-- Exercise description --
Restate the data exactly as given and keep the pictures out.

-- Entries --
┌──
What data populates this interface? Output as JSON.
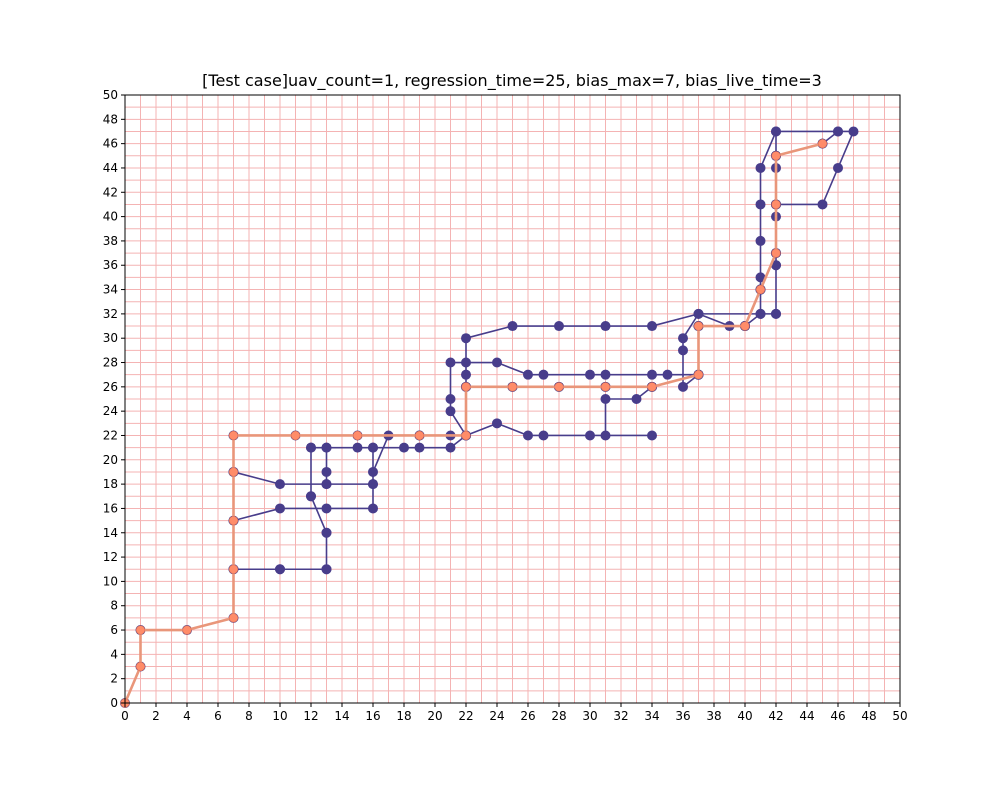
{
  "chart_data": {
    "type": "line",
    "title": "[Test case]uav_count=1, regression_time=25, bias_max=7, bias_live_time=3",
    "xlabel": "",
    "ylabel": "",
    "xlim": [
      0,
      50
    ],
    "ylim": [
      0,
      50
    ],
    "xticks": [
      0,
      2,
      4,
      6,
      8,
      10,
      12,
      14,
      16,
      18,
      20,
      22,
      24,
      26,
      28,
      30,
      32,
      34,
      36,
      38,
      40,
      42,
      44,
      46,
      48,
      50
    ],
    "yticks": [
      0,
      2,
      4,
      6,
      8,
      10,
      12,
      14,
      16,
      18,
      20,
      22,
      24,
      26,
      28,
      30,
      32,
      34,
      36,
      38,
      40,
      42,
      44,
      46,
      48,
      50
    ],
    "grid": true,
    "grid_step": 1,
    "colors": {
      "grid": "#f4b3b3",
      "series_1": "#483d8b",
      "series_2": "#e9967a",
      "series_2_marker": "#ff8c69"
    },
    "series": [
      {
        "points": [
          [
            0,
            0
          ],
          [
            1,
            3
          ],
          [
            1,
            6
          ],
          [
            4,
            6
          ],
          [
            7,
            7
          ],
          [
            7,
            11
          ],
          [
            10,
            11
          ],
          [
            13,
            11
          ],
          [
            13,
            14
          ],
          [
            12,
            17
          ],
          [
            12,
            21
          ],
          [
            13,
            21
          ],
          [
            15,
            21
          ],
          [
            16,
            21
          ],
          [
            16,
            19
          ],
          [
            17,
            22
          ],
          [
            19,
            22
          ],
          [
            21,
            22
          ],
          [
            22,
            22
          ],
          [
            21,
            24
          ],
          [
            21,
            25
          ],
          [
            21,
            28
          ],
          [
            22,
            28
          ],
          [
            24,
            28
          ],
          [
            26,
            27
          ],
          [
            27,
            27
          ],
          [
            30,
            27
          ],
          [
            31,
            27
          ],
          [
            34,
            27
          ],
          [
            35,
            27
          ],
          [
            37,
            27
          ],
          [
            36,
            26
          ],
          [
            36,
            29
          ],
          [
            36,
            30
          ],
          [
            37,
            32
          ],
          [
            39,
            31
          ],
          [
            40,
            31
          ],
          [
            41,
            32
          ],
          [
            41,
            35
          ],
          [
            41,
            38
          ],
          [
            41,
            41
          ],
          [
            41,
            44
          ],
          [
            42,
            47
          ],
          [
            46,
            47
          ],
          [
            45,
            46
          ],
          [
            42,
            45
          ],
          [
            42,
            44
          ],
          [
            42,
            41
          ],
          [
            42,
            40
          ],
          [
            42,
            37
          ],
          [
            42,
            36
          ],
          [
            42,
            32
          ],
          [
            41,
            32
          ],
          [
            41,
            34
          ],
          [
            40,
            31
          ],
          [
            37,
            31
          ],
          [
            37,
            27
          ],
          [
            34,
            26
          ],
          [
            33,
            25
          ],
          [
            31,
            25
          ],
          [
            31,
            22
          ],
          [
            34,
            22
          ],
          [
            30,
            22
          ],
          [
            27,
            22
          ],
          [
            26,
            22
          ],
          [
            24,
            23
          ],
          [
            22,
            22
          ],
          [
            22,
            27
          ],
          [
            22,
            30
          ],
          [
            25,
            31
          ],
          [
            28,
            31
          ],
          [
            31,
            31
          ],
          [
            34,
            31
          ],
          [
            37,
            32
          ],
          [
            42,
            32
          ],
          [
            42,
            36
          ],
          [
            42,
            41
          ],
          [
            45,
            41
          ],
          [
            46,
            44
          ],
          [
            47,
            47
          ],
          [
            46,
            47
          ],
          [
            42,
            47
          ],
          [
            42,
            45
          ],
          [
            42,
            41
          ],
          [
            42,
            37
          ],
          [
            41,
            34
          ],
          [
            40,
            31
          ],
          [
            37,
            31
          ],
          [
            37,
            27
          ],
          [
            34,
            26
          ],
          [
            31,
            26
          ],
          [
            28,
            26
          ],
          [
            25,
            26
          ],
          [
            22,
            26
          ],
          [
            22,
            22
          ],
          [
            21,
            21
          ],
          [
            19,
            21
          ],
          [
            18,
            21
          ],
          [
            16,
            21
          ],
          [
            16,
            18
          ],
          [
            16,
            16
          ],
          [
            13,
            16
          ],
          [
            10,
            16
          ],
          [
            7,
            15
          ],
          [
            7,
            19
          ],
          [
            10,
            18
          ],
          [
            13,
            18
          ],
          [
            16,
            18
          ],
          [
            13,
            18
          ],
          [
            13,
            19
          ],
          [
            13,
            21
          ],
          [
            12,
            21
          ],
          [
            12,
            17
          ],
          [
            13,
            14
          ],
          [
            13,
            11
          ],
          [
            10,
            11
          ],
          [
            7,
            11
          ],
          [
            7,
            15
          ],
          [
            7,
            19
          ],
          [
            7,
            22
          ],
          [
            11,
            22
          ],
          [
            15,
            22
          ],
          [
            19,
            22
          ],
          [
            22,
            22
          ],
          [
            22,
            26
          ],
          [
            25,
            26
          ],
          [
            28,
            26
          ],
          [
            31,
            26
          ],
          [
            34,
            26
          ],
          [
            37,
            27
          ],
          [
            37,
            31
          ],
          [
            40,
            31
          ],
          [
            41,
            34
          ],
          [
            42,
            37
          ],
          [
            42,
            41
          ],
          [
            42,
            45
          ],
          [
            45,
            46
          ]
        ]
      },
      {
        "points": [
          [
            0,
            0
          ],
          [
            1,
            3
          ],
          [
            1,
            6
          ],
          [
            4,
            6
          ],
          [
            7,
            7
          ],
          [
            7,
            11
          ],
          [
            7,
            15
          ],
          [
            7,
            19
          ],
          [
            7,
            22
          ],
          [
            11,
            22
          ],
          [
            15,
            22
          ],
          [
            19,
            22
          ],
          [
            22,
            22
          ],
          [
            22,
            26
          ],
          [
            25,
            26
          ],
          [
            28,
            26
          ],
          [
            31,
            26
          ],
          [
            34,
            26
          ],
          [
            37,
            27
          ],
          [
            37,
            31
          ],
          [
            40,
            31
          ],
          [
            41,
            34
          ],
          [
            42,
            37
          ],
          [
            42,
            41
          ],
          [
            42,
            45
          ],
          [
            45,
            46
          ]
        ]
      }
    ]
  }
}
└──
-- Correct response --
What data populates this interface? Output as JSON.
{
  "chart_data": {
    "type": "line",
    "title": "[Test case]uav_count=1, regression_time=25, bias_max=7, bias_live_time=3",
    "xlabel": "",
    "ylabel": "",
    "xlim": [
      0,
      50
    ],
    "ylim": [
      0,
      50
    ],
    "xticks": [
      0,
      2,
      4,
      6,
      8,
      10,
      12,
      14,
      16,
      18,
      20,
      22,
      24,
      26,
      28,
      30,
      32,
      34,
      36,
      38,
      40,
      42,
      44,
      46,
      48,
      50
    ],
    "yticks": [
      0,
      2,
      4,
      6,
      8,
      10,
      12,
      14,
      16,
      18,
      20,
      22,
      24,
      26,
      28,
      30,
      32,
      34,
      36,
      38,
      40,
      42,
      44,
      46,
      48,
      50
    ],
    "grid": true,
    "grid_step": 1,
    "colors": {
      "grid": "#f4b3b3",
      "series_1": "#483d8b",
      "series_2": "#e9967a",
      "series_2_marker": "#ff8c69"
    },
    "series": [
      {
        "points": [
          [
            0,
            0
          ],
          [
            1,
            3
          ],
          [
            1,
            6
          ],
          [
            4,
            6
          ],
          [
            7,
            7
          ],
          [
            7,
            11
          ],
          [
            10,
            11
          ],
          [
            13,
            11
          ],
          [
            13,
            14
          ],
          [
            12,
            17
          ],
          [
            12,
            21
          ],
          [
            13,
            21
          ],
          [
            15,
            21
          ],
          [
            16,
            21
          ],
          [
            16,
            19
          ],
          [
            17,
            22
          ],
          [
            19,
            22
          ],
          [
            21,
            22
          ],
          [
            22,
            22
          ],
          [
            21,
            24
          ],
          [
            21,
            25
          ],
          [
            21,
            28
          ],
          [
            22,
            28
          ],
          [
            24,
            28
          ],
          [
            26,
            27
          ],
          [
            27,
            27
          ],
          [
            30,
            27
          ],
          [
            31,
            27
          ],
          [
            34,
            27
          ],
          [
            35,
            27
          ],
          [
            37,
            27
          ],
          [
            36,
            26
          ],
          [
            36,
            29
          ],
          [
            36,
            30
          ],
          [
            37,
            32
          ],
          [
            39,
            31
          ],
          [
            40,
            31
          ],
          [
            41,
            32
          ],
          [
            41,
            35
          ],
          [
            41,
            38
          ],
          [
            41,
            41
          ],
          [
            41,
            44
          ],
          [
            42,
            47
          ],
          [
            46,
            47
          ],
          [
            45,
            46
          ],
          [
            42,
            45
          ],
          [
            42,
            44
          ],
          [
            42,
            41
          ],
          [
            42,
            40
          ],
          [
            42,
            37
          ],
          [
            42,
            36
          ],
          [
            42,
            32
          ],
          [
            41,
            32
          ],
          [
            41,
            34
          ],
          [
            40,
            31
          ],
          [
            37,
            31
          ],
          [
            37,
            27
          ],
          [
            34,
            26
          ],
          [
            33,
            25
          ],
          [
            31,
            25
          ],
          [
            31,
            22
          ],
          [
            34,
            22
          ],
          [
            30,
            22
          ],
          [
            27,
            22
          ],
          [
            26,
            22
          ],
          [
            24,
            23
          ],
          [
            22,
            22
          ],
          [
            22,
            27
          ],
          [
            22,
            30
          ],
          [
            25,
            31
          ],
          [
            28,
            31
          ],
          [
            31,
            31
          ],
          [
            34,
            31
          ],
          [
            37,
            32
          ],
          [
            42,
            32
          ],
          [
            42,
            36
          ],
          [
            42,
            41
          ],
          [
            45,
            41
          ],
          [
            46,
            44
          ],
          [
            47,
            47
          ],
          [
            46,
            47
          ],
          [
            42,
            47
          ],
          [
            42,
            45
          ],
          [
            42,
            41
          ],
          [
            42,
            37
          ],
          [
            41,
            34
          ],
          [
            40,
            31
          ],
          [
            37,
            31
          ],
          [
            37,
            27
          ],
          [
            34,
            26
          ],
          [
            31,
            26
          ],
          [
            28,
            26
          ],
          [
            25,
            26
          ],
          [
            22,
            26
          ],
          [
            22,
            22
          ],
          [
            21,
            21
          ],
          [
            19,
            21
          ],
          [
            18,
            21
          ],
          [
            16,
            21
          ],
          [
            16,
            18
          ],
          [
            16,
            16
          ],
          [
            13,
            16
          ],
          [
            10,
            16
          ],
          [
            7,
            15
          ],
          [
            7,
            19
          ],
          [
            10,
            18
          ],
          [
            13,
            18
          ],
          [
            16,
            18
          ],
          [
            13,
            18
          ],
          [
            13,
            19
          ],
          [
            13,
            21
          ],
          [
            12,
            21
          ],
          [
            12,
            17
          ],
          [
            13,
            14
          ],
          [
            13,
            11
          ],
          [
            10,
            11
          ],
          [
            7,
            11
          ],
          [
            7,
            15
          ],
          [
            7,
            19
          ],
          [
            7,
            22
          ],
          [
            11,
            22
          ],
          [
            15,
            22
          ],
          [
            19,
            22
          ],
          [
            22,
            22
          ],
          [
            22,
            26
          ],
          [
            25,
            26
          ],
          [
            28,
            26
          ],
          [
            31,
            26
          ],
          [
            34,
            26
          ],
          [
            37,
            27
          ],
          [
            37,
            31
          ],
          [
            40,
            31
          ],
          [
            41,
            34
          ],
          [
            42,
            37
          ],
          [
            42,
            41
          ],
          [
            42,
            45
          ],
          [
            45,
            46
          ]
        ]
      },
      {
        "points": [
          [
            0,
            0
          ],
          [
            1,
            3
          ],
          [
            1,
            6
          ],
          [
            4,
            6
          ],
          [
            7,
            7
          ],
          [
            7,
            11
          ],
          [
            7,
            15
          ],
          [
            7,
            19
          ],
          [
            7,
            22
          ],
          [
            11,
            22
          ],
          [
            15,
            22
          ],
          [
            19,
            22
          ],
          [
            22,
            22
          ],
          [
            22,
            26
          ],
          [
            25,
            26
          ],
          [
            28,
            26
          ],
          [
            31,
            26
          ],
          [
            34,
            26
          ],
          [
            37,
            27
          ],
          [
            37,
            31
          ],
          [
            40,
            31
          ],
          [
            41,
            34
          ],
          [
            42,
            37
          ],
          [
            42,
            41
          ],
          [
            42,
            45
          ],
          [
            45,
            46
          ]
        ]
      }
    ]
  }
}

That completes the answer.